All the entries need to be quoted exactly, apart from the pictures, which you should drop.

● ● ● ● ●

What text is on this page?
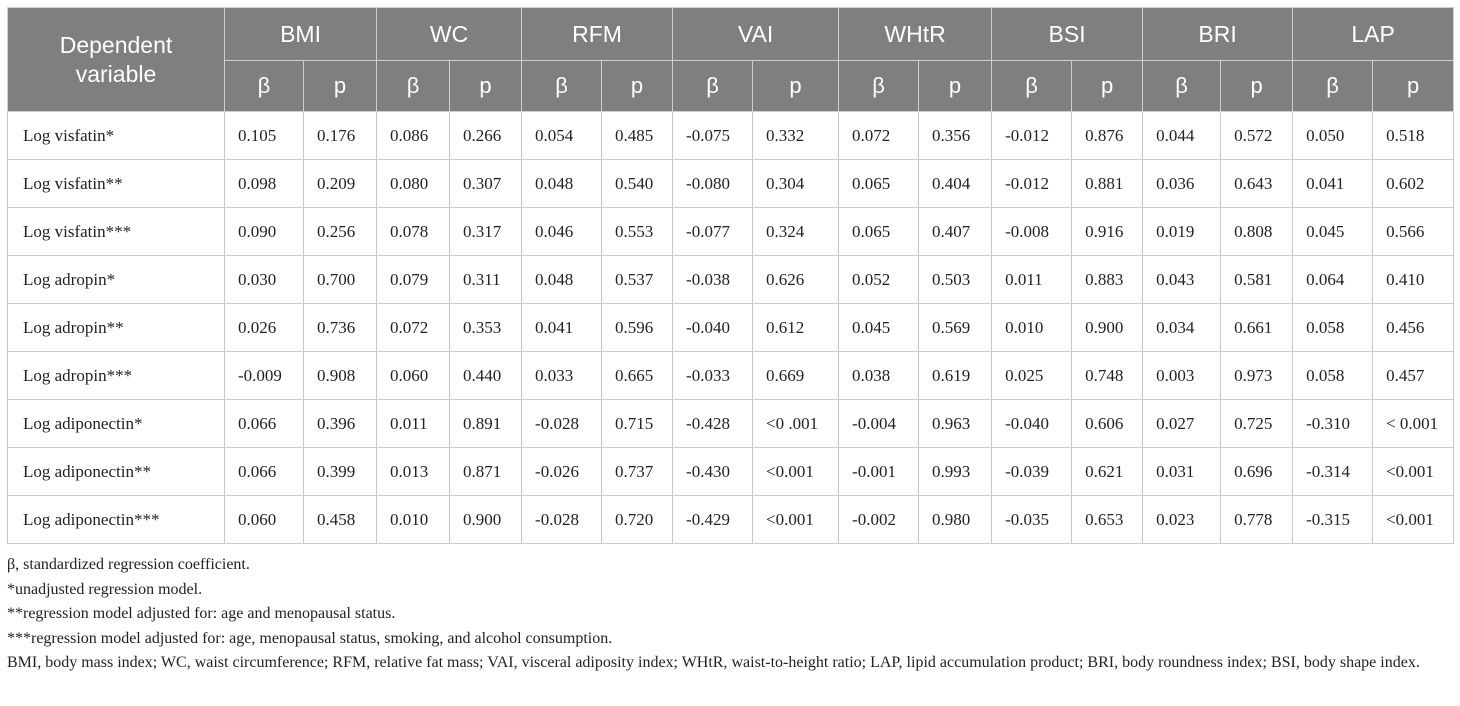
Dependent
variable	BMI		WC		RFM		VAI		WHtR		BSI		BRI		LAP	
	β	p	β	p	β	p	β	p	β	p	β	p	β	p	β	p
Log visfatin*	0.105	0.176	0.086	0.266	0.054	0.485	-0.075	0.332	0.072	0.356	-0.012	0.876	0.044	0.572	0.050	0.518
Log visfatin**	0.098	0.209	0.080	0.307	0.048	0.540	-0.080	0.304	0.065	0.404	-0.012	0.881	0.036	0.643	0.041	0.602
Log visfatin***	0.090	0.256	0.078	0.317	0.046	0.553	-0.077	0.324	0.065	0.407	-0.008	0.916	0.019	0.808	0.045	0.566
Log adropin*	0.030	0.700	0.079	0.311	0.048	0.537	-0.038	0.626	0.052	0.503	0.011	0.883	0.043	0.581	0.064	0.410
Log adropin**	0.026	0.736	0.072	0.353	0.041	0.596	-0.040	0.612	0.045	0.569	0.010	0.900	0.034	0.661	0.058	0.456
Log adropin***	-0.009	0.908	0.060	0.440	0.033	0.665	-0.033	0.669	0.038	0.619	0.025	0.748	0.003	0.973	0.058	0.457
Log adiponectin*	0.066	0.396	0.011	0.891	-0.028	0.715	-0.428	<0 .001	-0.004	0.963	-0.040	0.606	0.027	0.725	-0.310	< 0.001
Log adiponectin**	0.066	0.399	0.013	0.871	-0.026	0.737	-0.430	<0.001	-0.001	0.993	-0.039	0.621	0.031	0.696	-0.314	<0.001
Log adiponectin***	0.060	0.458	0.010	0.900	-0.028	0.720	-0.429	<0.001	-0.002	0.980	-0.035	0.653	0.023	0.778	-0.315	<0.001

β, standardized regression coefficient.

*unadjusted regression model.

**regression model adjusted for: age and menopausal status.

***regression model adjusted for: age, menopausal status, smoking, and alcohol consumption.

BMI, body mass index; WC, waist circumference; RFM, relative fat mass; VAI, visceral adiposity index; WHtR, waist-to-height ratio; LAP, lipid accumulation product; BRI, body roundness index; BSI, body shape index.
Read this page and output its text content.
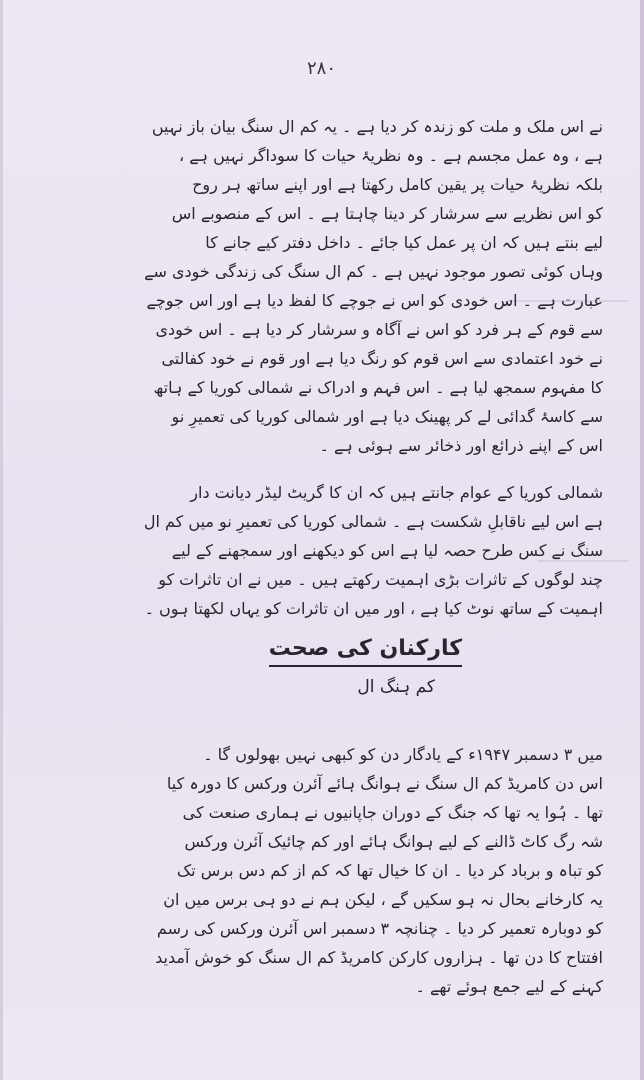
۲۸۰
نے اس ملک و ملت کو زندہ کر دیا ہے ۔ یہ کم ال سنگ بیان باز نہیں
ہے ، وہ عمل مجسم ہے ۔ وہ نظریۂ حیات کا سوداگر نہیں ہے ،
بلکہ نظریۂ حیات پر یقین کامل رکھتا ہے اور اپنے ساتھ ہر روح
کو اس نظریے سے سرشار کر دینا چاہتا ہے ۔ اس کے منصوبے اس
لیے بنتے ہیں کہ ان پر عمل کیا جائے ۔ داخل دفتر کیے جانے کا
وہاں کوئی تصور موجود نہیں ہے ۔ کم ال سنگ کی زندگی خودی سے
عبارت ہے ۔ اس خودی کو اس نے جوچے کا لفظ دیا ہے اور اس جوچے
سے قوم کے ہر فرد کو اس نے آگاہ و سرشار کر دیا ہے ۔ اس خودی
نے خود اعتمادی سے اس قوم کو رنگ دیا ہے اور قوم نے خود کفالتی
کا مفہوم سمجھ لیا ہے ۔ اس فہم و ادراک نے شمالی کوریا کے ہاتھ
سے کاسۂ گدائی لے کر پھینک دیا ہے اور شمالی کوریا کی تعمیرِ نو
اس کے اپنے ذرائع اور ذخائر سے ہوئی ہے ۔
شمالی کوریا کے عوام جانتے ہیں کہ ان کا گریٹ لیڈر دیانت دار
ہے اس لیے ناقابلِ شکست ہے ۔ شمالی کوریا کی تعمیرِ نو میں کم ال
سنگ نے کس طرح حصہ لیا ہے اس کو دیکھنے اور سمجھنے کے لیے
چند لوگوں کے تاثرات بڑی اہمیت رکھتے ہیں ۔ میں نے ان تاثرات کو
اہمیت کے ساتھ نوٹ کیا ہے ، اور میں ان تاثرات کو یہاں لکھتا ہوں ۔
کارکنان کی صحت
کم ہنگ ال
میں ۳ دسمبر ۱۹۴۷ء کے یادگار دن کو کبھی نہیں بھولوں گا ۔
اس دن کامریڈ کم ال سنگ نے ہوانگ ہائے آئرن ورکس کا دورہ کیا
تھا ۔ ہُوا یہ تھا کہ جنگ کے دوران جاپانیوں نے ہماری صنعت کی
شہ رگ کاٹ ڈالنے کے لیے ہوانگ ہائے اور کم چائیک آئرن ورکس
کو تباہ و برباد کر دیا ۔ ان کا خیال تھا کہ کم از کم دس برس تک
یہ کارخانے بحال نہ ہو سکیں گے ، لیکن ہم نے دو ہی برس میں ان
کو دوبارہ تعمیر کر دیا ۔ چنانچہ ۳ دسمبر اس آئرن ورکس کی رسم
افتتاح کا دن تھا ۔ ہزاروں کارکن کامریڈ کم ال سنگ کو خوش آمدید
کہنے کے لیے جمع ہوئے تھے ۔
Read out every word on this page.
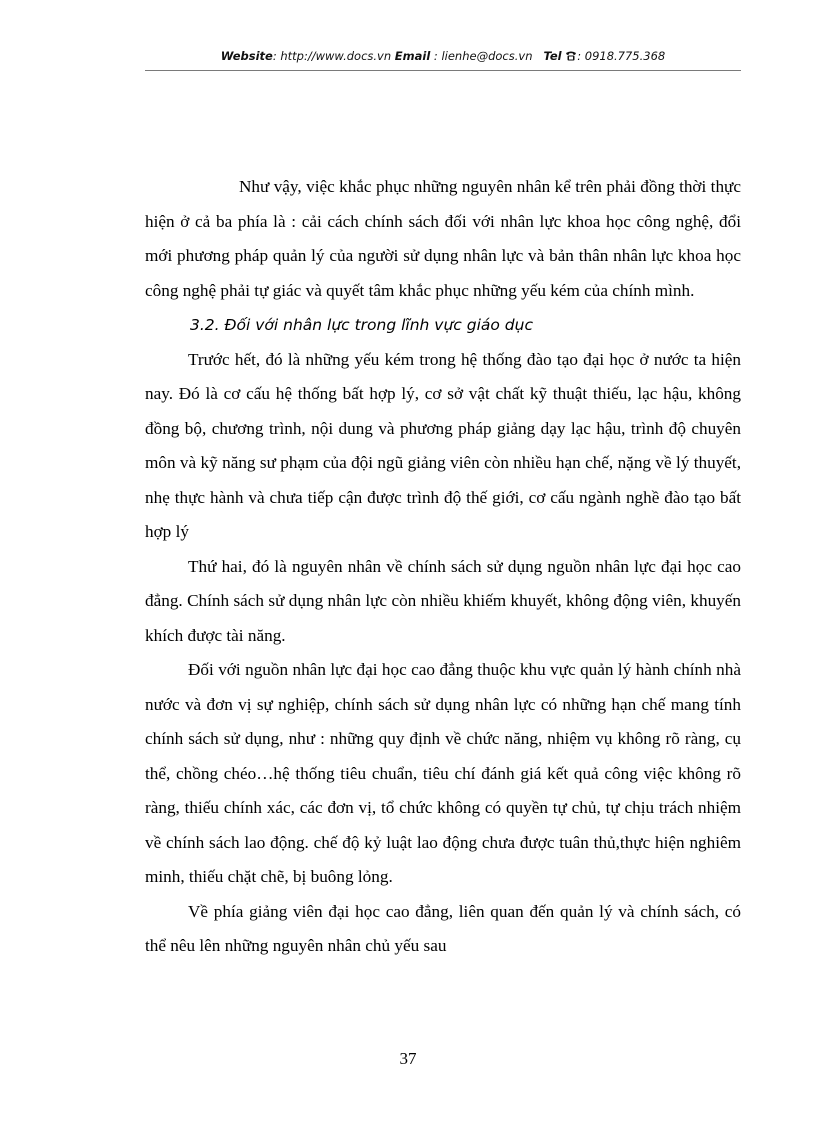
Website: http://www.docs.vn Email : lienhe@docs.vn Tel : 0918.775.368

Như vậy, việc khắc phục những nguyên nhân kể trên phải đồng thời thực hiện ở cả ba phía là : cải cách chính sách đối với nhân lực khoa học công nghệ, đổi mới phương pháp quản lý của người sử dụng nhân lực và bản thân nhân lực khoa học công nghệ phải tự giác và quyết tâm khắc phục những yếu kém của chính mình.

3.2. Đối với nhân lực trong lĩnh vực giáo dục

Trước hết, đó là những yếu kém trong hệ thống đào tạo đại học ở nước ta hiện nay. Đó là cơ cấu hệ thống bất hợp lý, cơ sở vật chất kỹ thuật thiếu, lạc hậu, không đồng bộ, chương trình, nội dung và phương pháp giảng dạy lạc hậu, trình độ chuyên môn và kỹ năng sư phạm của đội ngũ giảng viên còn nhiều hạn chế, nặng về lý thuyết, nhẹ thực hành và chưa tiếp cận được trình độ thế giới, cơ cấu ngành nghề đào tạo bất hợp lý

Thứ hai, đó là nguyên nhân về chính sách sử dụng nguồn nhân lực đại học cao đẳng. Chính sách sử dụng nhân lực còn nhiều khiếm khuyết, không động viên, khuyến khích được tài năng.

Đối với nguồn nhân lực đại học cao đẳng thuộc khu vực quản lý hành chính nhà nước và đơn vị sự nghiệp, chính sách sử dụng nhân lực có những hạn chế mang tính chính sách sử dụng, như : những quy định về chức năng, nhiệm vụ không rõ ràng, cụ thể, chồng chéo…hệ thống tiêu chuẩn, tiêu chí đánh giá kết quả công việc không rõ ràng, thiếu chính xác, các đơn vị, tổ chức không có quyền tự chủ, tự chịu trách nhiệm về chính sách lao động. chế độ kỷ luật lao động chưa được tuân thủ,thực hiện nghiêm minh, thiếu chặt chẽ, bị buông lỏng.

Về phía giảng viên đại học cao đẳng, liên quan đến quản lý và chính sách, có thể nêu lên những nguyên nhân chủ yếu sau

37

● ● ● ● ●

### Output of the exercise
What text is on this page?
Dependent
variable	BMI		WC		RFM		VAI		WHtR		BSI		BRI		LAP	
	β	p	β	p	β	p	β	p	β	p	β	p	β	p	β	p
Log visfatin*	0.105	0.176	0.086	0.266	0.054	0.485	-0.075	0.332	0.072	0.356	-0.012	0.876	0.044	0.572	0.050	0.518
Log visfatin**	0.098	0.209	0.080	0.307	0.048	0.540	-0.080	0.304	0.065	0.404	-0.012	0.881	0.036	0.643	0.041	0.602
Log visfatin***	0.090	0.256	0.078	0.317	0.046	0.553	-0.077	0.324	0.065	0.407	-0.008	0.916	0.019	0.808	0.045	0.566
Log adropin*	0.030	0.700	0.079	0.311	0.048	0.537	-0.038	0.626	0.052	0.503	0.011	0.883	0.043	0.581	0.064	0.410
Log adropin**	0.026	0.736	0.072	0.353	0.041	0.596	-0.040	0.612	0.045	0.569	0.010	0.900	0.034	0.661	0.058	0.456
Log adropin***	-0.009	0.908	0.060	0.440	0.033	0.665	-0.033	0.669	0.038	0.619	0.025	0.748	0.003	0.973	0.058	0.457
Log adiponectin*	0.066	0.396	0.011	0.891	-0.028	0.715	-0.428	<0 .001	-0.004	0.963	-0.040	0.606	0.027	0.725	-0.310	< 0.001
Log adiponectin**	0.066	0.399	0.013	0.871	-0.026	0.737	-0.430	<0.001	-0.001	0.993	-0.039	0.621	0.031	0.696	-0.314	<0.001
Log adiponectin***	0.060	0.458	0.010	0.900	-0.028	0.720	-0.429	<0.001	-0.002	0.980	-0.035	0.653	0.023	0.778	-0.315	<0.001

β, standardized regression coefficient.

*unadjusted regression model.

**regression model adjusted for: age and menopausal status.

***regression model adjusted for: age, menopausal status, smoking, and alcohol consumption.

BMI, body mass index; WC, waist circumference; RFM, relative fat mass; VAI, visceral adiposity index; WHtR, waist-to-height ratio; LAP, lipid accumulation product; BRI, body roundness index; BSI, body shape index.
Read this page and output its text content.
۲۸۰
نے اس ملک و ملت کو زندہ کر دیا ہے ۔ یہ کم ال سنگ بیان باز نہیں
ہے ، وہ عمل مجسم ہے ۔ وہ نظریۂ حیات کا سوداگر نہیں ہے ،
بلکہ نظریۂ حیات پر یقین کامل رکھتا ہے اور اپنے ساتھ ہر روح
کو اس نظریے سے سرشار کر دینا چاہتا ہے ۔ اس کے منصوبے اس
لیے بنتے ہیں کہ ان پر عمل کیا جائے ۔ داخل دفتر کیے جانے کا
وہاں کوئی تصور موجود نہیں ہے ۔ کم ال سنگ کی زندگی خودی سے
عبارت ہے ۔ اس خودی کو اس نے جوچے کا لفظ دیا ہے اور اس جوچے
سے قوم کے ہر فرد کو اس نے آگاہ و سرشار کر دیا ہے ۔ اس خودی
نے خود اعتمادی سے اس قوم کو رنگ دیا ہے اور قوم نے خود کفالتی
کا مفہوم سمجھ لیا ہے ۔ اس فہم و ادراک نے شمالی کوریا کے ہاتھ
سے کاسۂ گدائی لے کر پھینک دیا ہے اور شمالی کوریا کی تعمیرِ نو
اس کے اپنے ذرائع اور ذخائر سے ہوئی ہے ۔
شمالی کوریا کے عوام جانتے ہیں کہ ان کا گریٹ لیڈر دیانت دار
ہے اس لیے ناقابلِ شکست ہے ۔ شمالی کوریا کی تعمیرِ نو میں کم ال
سنگ نے کس طرح حصہ لیا ہے اس کو دیکھنے اور سمجھنے کے لیے
چند لوگوں کے تاثرات بڑی اہمیت رکھتے ہیں ۔ میں نے ان تاثرات کو
اہمیت کے ساتھ نوٹ کیا ہے ، اور میں ان تاثرات کو یہاں لکھتا ہوں ۔
کارکنان کی صحت
کم ہنگ ال
میں ۳ دسمبر ۱۹۴۷ء کے یادگار دن کو کبھی نہیں بھولوں گا ۔
اس دن کامریڈ کم ال سنگ نے ہوانگ ہائے آئرن ورکس کا دورہ کیا
تھا ۔ ہُوا یہ تھا کہ جنگ کے دوران جاپانیوں نے ہماری صنعت کی
شہ رگ کاٹ ڈالنے کے لیے ہوانگ ہائے اور کم چائیک آئرن ورکس
کو تباہ و برباد کر دیا ۔ ان کا خیال تھا کہ کم از کم دس برس تک
یہ کارخانے بحال نہ ہو سکیں گے ، لیکن ہم نے دو ہی برس میں ان
کو دوبارہ تعمیر کر دیا ۔ چنانچہ ۳ دسمبر اس آئرن ورکس کی رسم
افتتاح کا دن تھا ۔ ہزاروں کارکن کامریڈ کم ال سنگ کو خوش آمدید
کہنے کے لیے جمع ہوئے تھے ۔
Read out every word on this page.
Website: http://www.docs.vn Email : lienhe@docs.vn Tel : 0918.775.368

Như vậy, việc khắc phục những nguyên nhân kể trên phải đồng thời thực hiện ở cả ba phía là : cải cách chính sách đối với nhân lực khoa học công nghệ, đổi mới phương pháp quản lý của người sử dụng nhân lực và bản thân nhân lực khoa học công nghệ phải tự giác và quyết tâm khắc phục những yếu kém của chính mình.

3.2. Đối với nhân lực trong lĩnh vực giáo dục

Trước hết, đó là những yếu kém trong hệ thống đào tạo đại học ở nước ta hiện nay. Đó là cơ cấu hệ thống bất hợp lý, cơ sở vật chất kỹ thuật thiếu, lạc hậu, không đồng bộ, chương trình, nội dung và phương pháp giảng dạy lạc hậu, trình độ chuyên môn và kỹ năng sư phạm của đội ngũ giảng viên còn nhiều hạn chế, nặng về lý thuyết, nhẹ thực hành và chưa tiếp cận được trình độ thế giới, cơ cấu ngành nghề đào tạo bất hợp lý

Thứ hai, đó là nguyên nhân về chính sách sử dụng nguồn nhân lực đại học cao đẳng. Chính sách sử dụng nhân lực còn nhiều khiếm khuyết, không động viên, khuyến khích được tài năng.

Đối với nguồn nhân lực đại học cao đẳng thuộc khu vực quản lý hành chính nhà nước và đơn vị sự nghiệp, chính sách sử dụng nhân lực có những hạn chế mang tính chính sách sử dụng, như : những quy định về chức năng, nhiệm vụ không rõ ràng, cụ thể, chồng chéo…hệ thống tiêu chuẩn, tiêu chí đánh giá kết quả công việc không rõ ràng, thiếu chính xác, các đơn vị, tổ chức không có quyền tự chủ, tự chịu trách nhiệm về chính sách lao động. chế độ kỷ luật lao động chưa được tuân thủ,thực hiện nghiêm minh, thiếu chặt chẽ, bị buông lỏng.

Về phía giảng viên đại học cao đẳng, liên quan đến quản lý và chính sách, có thể nêu lên những nguyên nhân chủ yếu sau

37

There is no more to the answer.